TASK MATERIAL
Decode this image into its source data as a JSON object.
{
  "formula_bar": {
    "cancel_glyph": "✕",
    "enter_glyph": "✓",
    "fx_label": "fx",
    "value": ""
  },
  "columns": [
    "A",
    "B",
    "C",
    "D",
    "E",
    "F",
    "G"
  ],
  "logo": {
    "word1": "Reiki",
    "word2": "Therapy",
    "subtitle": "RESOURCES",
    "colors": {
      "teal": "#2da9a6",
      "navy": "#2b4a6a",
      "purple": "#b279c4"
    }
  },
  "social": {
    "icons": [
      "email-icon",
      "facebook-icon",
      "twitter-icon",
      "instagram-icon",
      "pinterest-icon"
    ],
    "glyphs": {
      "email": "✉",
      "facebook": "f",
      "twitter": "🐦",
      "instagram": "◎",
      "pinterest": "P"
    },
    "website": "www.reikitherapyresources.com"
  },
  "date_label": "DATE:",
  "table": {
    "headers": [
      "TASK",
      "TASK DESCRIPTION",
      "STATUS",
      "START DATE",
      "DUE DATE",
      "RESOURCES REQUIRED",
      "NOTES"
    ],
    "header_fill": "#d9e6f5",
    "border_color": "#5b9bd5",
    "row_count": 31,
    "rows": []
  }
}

CHALLENGE
Copy all data exactly, start to finish.

RESPONSE
Decode this image into its source data as a JSON object.
{
  "formula_bar": {
    "cancel_glyph": "✕",
    "enter_glyph": "✓",
    "fx_label": "fx",
    "value": ""
  },
  "columns": [
    "A",
    "B",
    "C",
    "D",
    "E",
    "F",
    "G"
  ],
  "logo": {
    "word1": "Reiki",
    "word2": "Therapy",
    "subtitle": "RESOURCES",
    "colors": {
      "teal": "#2da9a6",
      "navy": "#2b4a6a",
      "purple": "#b279c4"
    }
  },
  "social": {
    "icons": [
      "email-icon",
      "facebook-icon",
      "twitter-icon",
      "instagram-icon",
      "pinterest-icon"
    ],
    "glyphs": {
      "email": "✉",
      "facebook": "f",
      "twitter": "🐦",
      "instagram": "◎",
      "pinterest": "P"
    },
    "website": "www.reikitherapyresources.com"
  },
  "date_label": "DATE:",
  "table": {
    "headers": [
      "TASK",
      "TASK DESCRIPTION",
      "STATUS",
      "START DATE",
      "DUE DATE",
      "RESOURCES REQUIRED",
      "NOTES"
    ],
    "header_fill": "#d9e6f5",
    "border_color": "#5b9bd5",
    "row_count": 31,
    "rows": []
  }
}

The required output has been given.